Stored items
════════

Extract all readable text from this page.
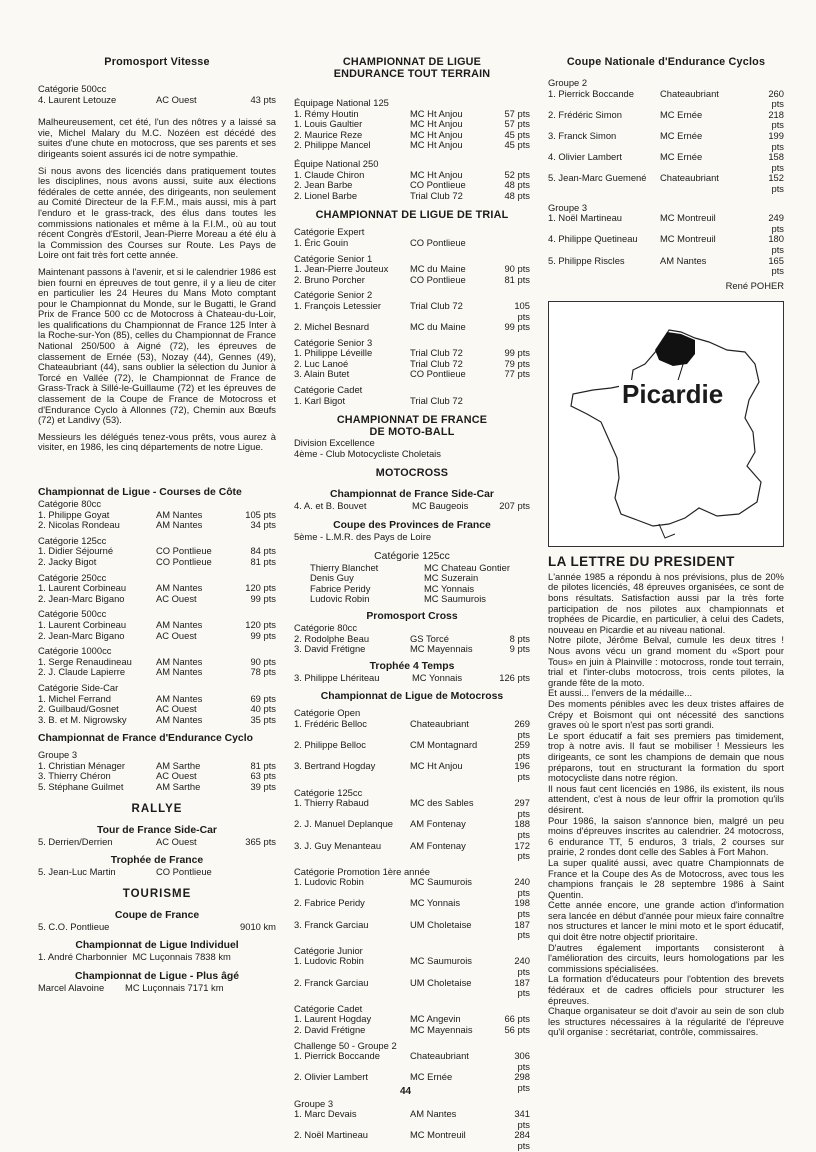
Promosport Vitesse
Catégorie 500cc
4. Laurent Letouze	AC Ouest	43 pts

Malheureusement, cet été, l'un des nôtres y a laissé sa vie, Michel Malary du M.C. Nozéen est décédé des suites d'une chute en motocross, que ses parents et ses dirigeants soient assurés ici de notre sympathie.

Si nous avons des licenciés dans pratiquement toutes les disciplines, nous avons aussi, suite aux élections fédérales de cette année, des dirigeants, non seulement au Comité Directeur de la F.F.M., mais aussi, mis à part l'enduro et le grass-track, des élus dans toutes les commissions nationales et même à la F.I.M., où au tout récent Congrès d'Estoril, Jean-Pierre Moreau a été élu à la Commission des Courses sur Route. Les Pays de Loire ont fait très fort cette année.

Maintenant passons à l'avenir, et si le calendrier 1986 est bien fourni en épreuves de tout genre, il y a lieu de citer en particulier les 24 Heures du Mans Moto comptant pour le Championnat du Monde, sur le Bugatti, le Grand Prix de France 500 cc de Motocross à Chateau-du-Loir, les qualifications du Championnat de France 125 Inter à la Roche-sur-Yon (85), celles du Championnat de France National 250/500 à Aigné (72), les épreuves de classement de Ernée (53), Nozay (44), Gennes (49), Chateaubriant (44), sans oublier la sélection du Junior à Torcé en Vallée (72), le Championnat de France de Grass-Track à Sillé-le-Guillaume (72) et les épreuves de classement de la Coupe de France de Motocross et d'Endurance Cyclo à Allonnes (72), Chemin aux Bœufs (72) et Landivy (53).

Messieurs les délégués tenez-vous prêts, vous aurez à visiter, en 1986, les cinq départements de notre Ligue.

Championnat de Ligue - Courses de Côte
Catégorie 80cc
1. Philippe Goyat	AM Nantes	105 pts
2. Nicolas Rondeau	AM Nantes	34 pts
Catégorie 125cc
1. Didier Séjourné	CO Pontlieue	84 pts
2. Jacky Bigot	CO Pontlieue	81 pts
Catégorie 250cc
1. Laurent Corbineau	AM Nantes	120 pts
2. Jean-Marc Bigano	AC Ouest	99 pts
Catégorie 500cc
1. Laurent Corbineau	AM Nantes	120 pts
2. Jean-Marc Bigano	AC Ouest	99 pts
Catégorie 1000cc
1. Serge Renaudineau	AM Nantes	90 pts
2. J. Claude Lapierre	AM Nantes	78 pts
Catégorie Side-Car
1. Michel Ferrand	AM Nantes	69 pts
2. Guilbaud/Gosnet	AC Ouest	40 pts
3. B. et M. Nigrowsky	AM Nantes	35 pts
Championnat de France d'Endurance Cyclo
Groupe 3
1. Christian Ménager	AM Sarthe	81 pts
3. Thierry Chéron	AC Ouest	63 pts
5. Stéphane Guilmet	AM Sarthe	39 pts
RALLYE
Tour de France Side-Car
5. Derrien/Derrien	AC Ouest	365 pts
Trophée de France
5. Jean-Luc Martin	CO Pontlieue
TOURISME
Coupe de France
5. C.O. Pontlieue	9010 km
Championnat de Ligue Individuel
1. André Charbonnier  MC Luçonnais 7838 km
Championnat de Ligue - Plus âgé
Marcel Alavoine        MC Luçonnais 7171 km
CHAMPIONNAT DE LIGUE
ENDURANCE TOUT TERRAIN
Équipage National 125
1. Rémy Houtin	MC Ht Anjou	57 pts
1. Louis Gaultier	MC Ht Anjou	57 pts
2. Maurice Reze	MC Ht Anjou	45 pts
2. Philippe Mancel	MC Ht Anjou	45 pts
Équipe National 250
1. Claude Chiron	MC Ht Anjou	52 pts
2. Jean Barbe	CO Pontlieue	48 pts
2. Lionel Barbe	Trial Club 72	48 pts
CHAMPIONNAT DE LIGUE DE TRIAL
Catégorie Expert
1. Éric Gouin	CO Pontlieue
Catégorie Senior 1
1. Jean-Pierre Jouteux	MC du Maine	90 pts
2. Bruno Porcher	CO Pontlieue	81 pts
Catégorie Senior 2
1. François Letessier	Trial Club 72	105 pts
2. Michel Besnard	MC du Maine	99 pts
Catégorie Senior 3
1. Philippe Léveille	Trial Club 72	99 pts
2. Luc Lanoé	Trial Club 72	79 pts
3. Alain Butet	CO Pontlieue	77 pts
Catégorie Cadet
1. Karl Bigot	Trial Club 72
CHAMPIONNAT DE FRANCE
DE MOTO-BALL
Division Excellence
4ème - Club Motocycliste Choletais
MOTOCROSS
Championnat de France Side-Car
4. A. et B. Bouvet	MC Baugeois	207 pts
Coupe des Provinces de France
5ème - L.M.R. des Pays de Loire
Catégorie 125cc
Thierry Blanchet	MC Chateau Gontier
Denis Guy	MC Suzerain
Fabrice Peridy	MC Yonnais
Ludovic Robin	MC Saumurois
Promosport Cross
Catégorie 80cc
2. Rodolphe Beau	GS Torcé	8 pts
3. David Frétigne	MC Mayennais	9 pts
Trophée 4 Temps
3. Philippe Lhériteau	MC Yonnais	126 pts
Championnat de Ligue de Motocross
Catégorie Open
1. Frédéric Belloc	Chateaubriant	269 pts
2. Philippe Belloc	CM Montagnard	259 pts
3. Bertrand Hogday	MC Ht Anjou	196 pts
Catégorie 125cc
1. Thierry Rabaud	MC des Sables	297 pts
2. J. Manuel Deplanque	AM Fontenay	188 pts
3. J. Guy Menanteau	AM Fontenay	172 pts
Catégorie Promotion 1ère année
1. Ludovic Robin	MC Saumurois	240 pts
2. Fabrice Peridy	MC Yonnais	198 pts
3. Franck Garciau	UM Choletaise	187 pts
Catégorie Junior
1. Ludovic Robin	MC Saumurois	240 pts
2. Franck Garciau	UM Choletaise	187 pts
Catégorie Cadet
1. Laurent Hogday	MC Angevin	66 pts
2. David Frétigne	MC Mayennais	56 pts
Challenge 50 - Groupe 2
1. Pierrick Boccande	Chateaubriant	306 pts
2. Olivier Lambert	MC Ernée	298 pts
Groupe 3
1. Marc Devais	AM Nantes	341 pts
2. Noël Martineau	MC Montreuil	284 pts
Coupe Nationale d'Endurance Cyclos
Groupe 2
1. Pierrick Boccande	Chateaubriant	260 pts
2. Frédéric Simon	MC Ernée	218 pts
3. Franck Simon	MC Ernée	199 pts
4. Olivier Lambert	MC Ernée	158 pts
5. Jean-Marc Guemené	Chateaubriant	152 pts
Groupe 3
1. Noël Martineau	MC Montreuil	249 pts
4. Philippe Quetineau	MC Montreuil	180 pts
5. Philippe Riscles	AM Nantes	165 pts
René POHER
Picardie
LA LETTRE DU PRESIDENT
L'année 1985 a répondu à nos prévisions, plus de 20% de pilotes licenciés, 48 épreuves organisées, ce sont de bons résultats. Satisfaction aussi par la très forte participation de nos pilotes aux championnats et trophées de Picardie, en particulier, à celui des Cadets, nouveau en Picardie et au niveau national.
Notre pilote, Jérôme Belval, cumule les deux titres ! Nous avons vécu un grand moment du «Sport pour Tous» en juin à Plainville : motocross, ronde tout terrain, trial et l'inter-clubs motocross, trois cents pilotes, la grande fête de la moto.
Et aussi... l'envers de la médaille...
Des moments pénibles avec les deux tristes affaires de Crépy et Boismont qui ont nécessité des sanctions graves où le sport n'est pas sorti grandi.
Le sport éducatif a fait ses premiers pas timidement, trop à notre avis. Il faut se mobiliser ! Messieurs les dirigeants, ce sont les champions de demain que nous préparons, tout en structurant la formation du sport motocycliste dans notre région.
Il nous faut cent licenciés en 1986, ils existent, ils nous attendent, c'est à nous de leur offrir la promotion qu'ils désirent.
Pour 1986, la saison s'annonce bien, malgré un peu moins d'épreuves inscrites au calendrier. 24 motocross, 6 endurance TT, 5 enduros, 3 trials, 2 courses sur prairie, 2 rondes dont celle des Sables à Fort Mahon.
La super qualité aussi, avec quatre Championnats de France et la Coupe des As de Motocross, avec tous les champions français le 28 septembre 1986 à Saint Quentin.
Cette année encore, une grande action d'information sera lancée en début d'année pour mieux faire connaître nos structures et lancer le mini moto et le sport éducatif, qui doit être notre objectif prioritaire.
D'autres également importants consisteront à l'amélioration des circuits, leurs homologations par les commissions spécialisées.
La formation d'éducateurs pour l'obtention des brevets fédéraux et de cadres officiels pour structurer les épreuves.
Chaque organisateur se doit d'avoir au sein de son club les structures nécessaires à la régularité de l'épreuve qu'il organise : secrétariat, contrôle, commissaires.
44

════════

*SET EXERCISE*
Pick out the lines containing the string "Luçonnais" and show them.

*COMPLETE RESPONSE*
1. André Charbonnier  MC Luçonnais 7838 km
Marcel Alavoine        MC Luçonnais 7171 km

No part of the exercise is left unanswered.